- **Records for the exercise**
"""

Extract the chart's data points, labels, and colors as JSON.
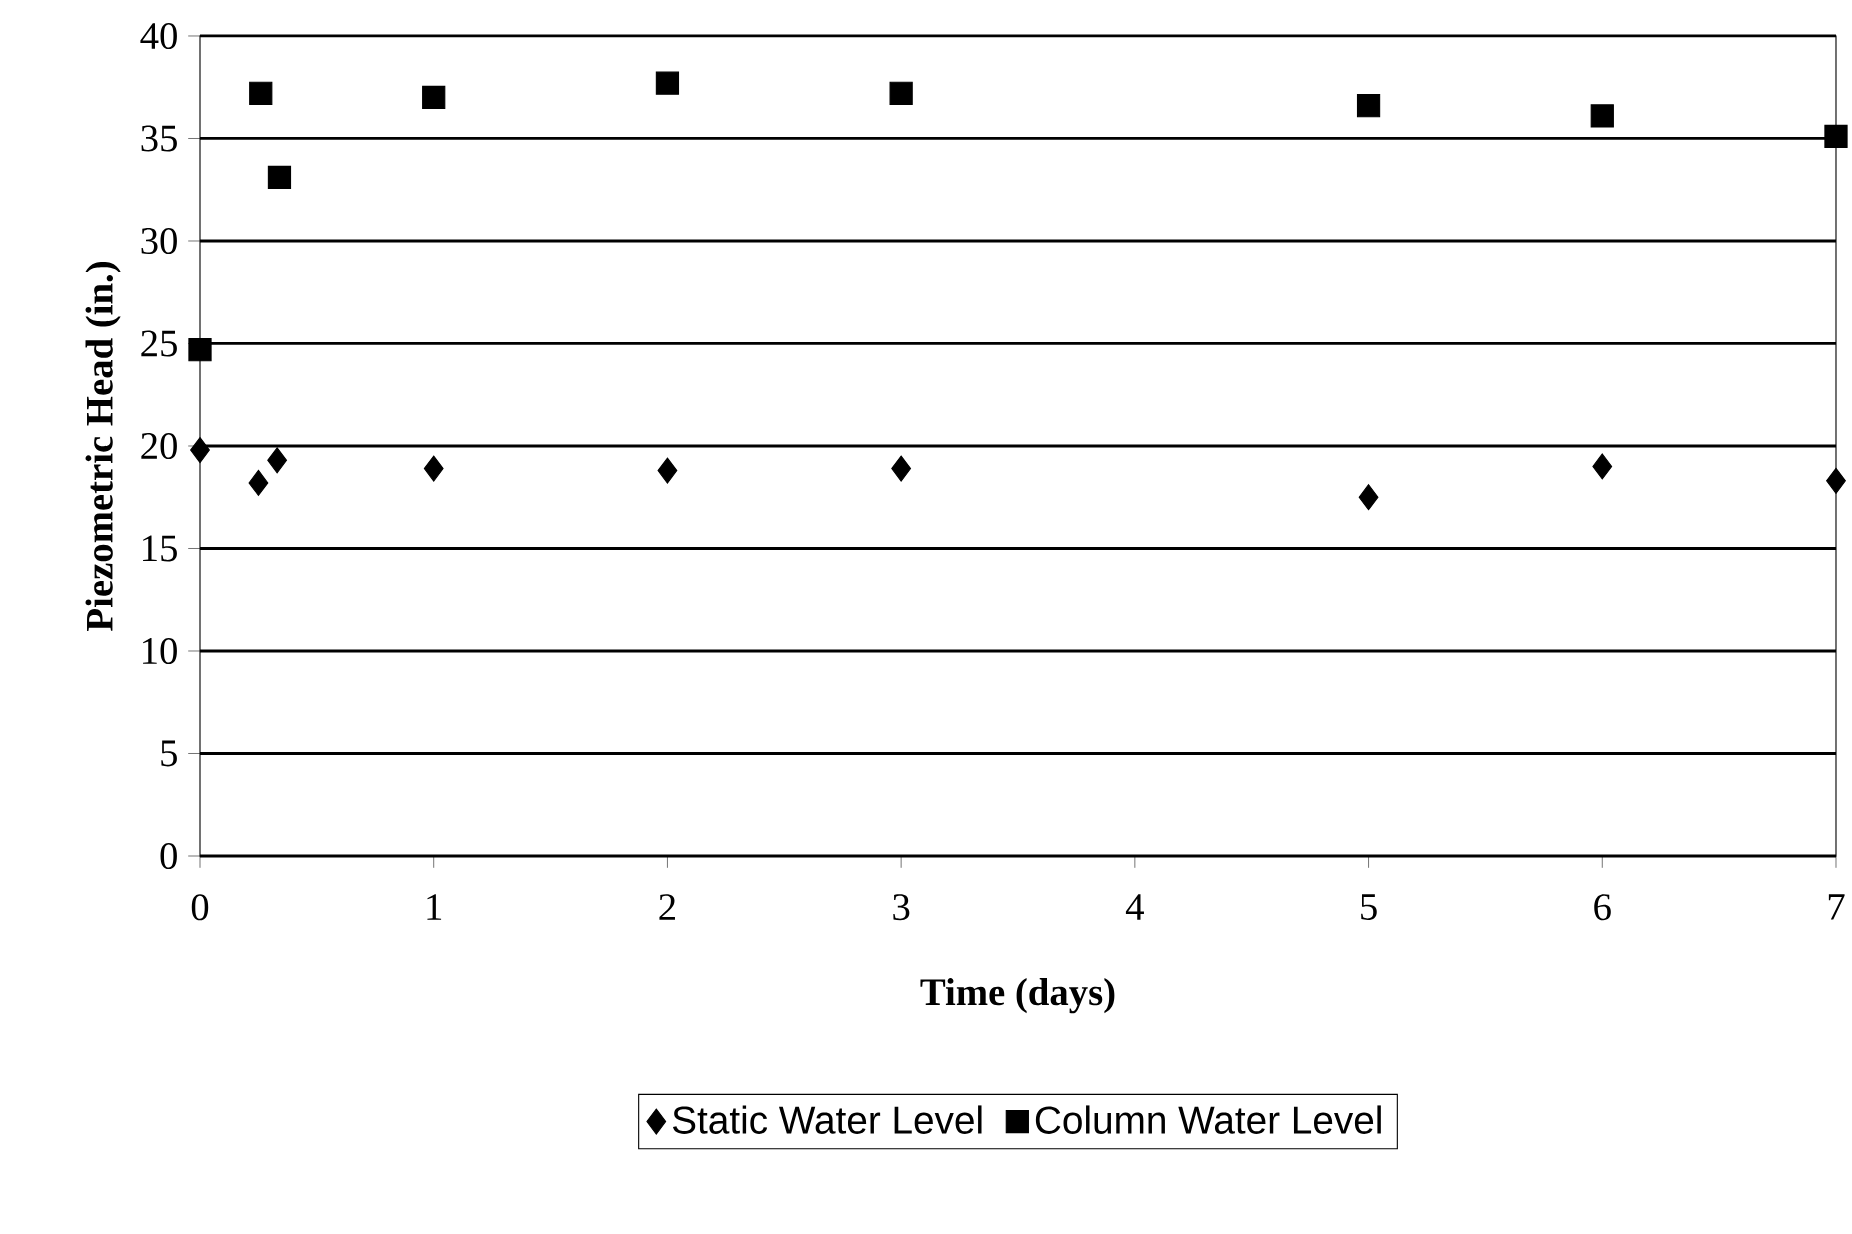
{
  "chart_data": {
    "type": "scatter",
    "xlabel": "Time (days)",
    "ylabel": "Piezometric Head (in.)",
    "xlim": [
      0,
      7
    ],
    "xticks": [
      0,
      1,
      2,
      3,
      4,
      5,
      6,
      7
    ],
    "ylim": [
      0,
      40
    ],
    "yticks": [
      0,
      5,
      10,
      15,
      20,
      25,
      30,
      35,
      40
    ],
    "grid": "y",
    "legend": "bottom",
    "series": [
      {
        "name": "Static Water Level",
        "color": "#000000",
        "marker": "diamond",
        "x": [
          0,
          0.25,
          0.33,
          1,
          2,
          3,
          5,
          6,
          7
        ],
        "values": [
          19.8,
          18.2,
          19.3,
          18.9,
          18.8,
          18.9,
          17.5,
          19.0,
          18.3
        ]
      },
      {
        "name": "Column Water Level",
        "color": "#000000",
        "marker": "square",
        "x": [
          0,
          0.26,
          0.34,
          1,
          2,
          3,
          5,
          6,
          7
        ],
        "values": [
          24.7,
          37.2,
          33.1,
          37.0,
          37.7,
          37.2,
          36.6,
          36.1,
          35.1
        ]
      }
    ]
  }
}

"""

- **Given task**
Repeat everything in the records precisely. Images are excluded from the copy.

- **The result**
Extract the chart's data points, labels, and colors as JSON.
{
  "chart_data": {
    "type": "scatter",
    "xlabel": "Time (days)",
    "ylabel": "Piezometric Head (in.)",
    "xlim": [
      0,
      7
    ],
    "xticks": [
      0,
      1,
      2,
      3,
      4,
      5,
      6,
      7
    ],
    "ylim": [
      0,
      40
    ],
    "yticks": [
      0,
      5,
      10,
      15,
      20,
      25,
      30,
      35,
      40
    ],
    "grid": "y",
    "legend": "bottom",
    "series": [
      {
        "name": "Static Water Level",
        "color": "#000000",
        "marker": "diamond",
        "x": [
          0,
          0.25,
          0.33,
          1,
          2,
          3,
          5,
          6,
          7
        ],
        "values": [
          19.8,
          18.2,
          19.3,
          18.9,
          18.8,
          18.9,
          17.5,
          19.0,
          18.3
        ]
      },
      {
        "name": "Column Water Level",
        "color": "#000000",
        "marker": "square",
        "x": [
          0,
          0.26,
          0.34,
          1,
          2,
          3,
          5,
          6,
          7
        ],
        "values": [
          24.7,
          37.2,
          33.1,
          37.0,
          37.7,
          37.2,
          36.6,
          36.1,
          35.1
        ]
      }
    ]
  }
}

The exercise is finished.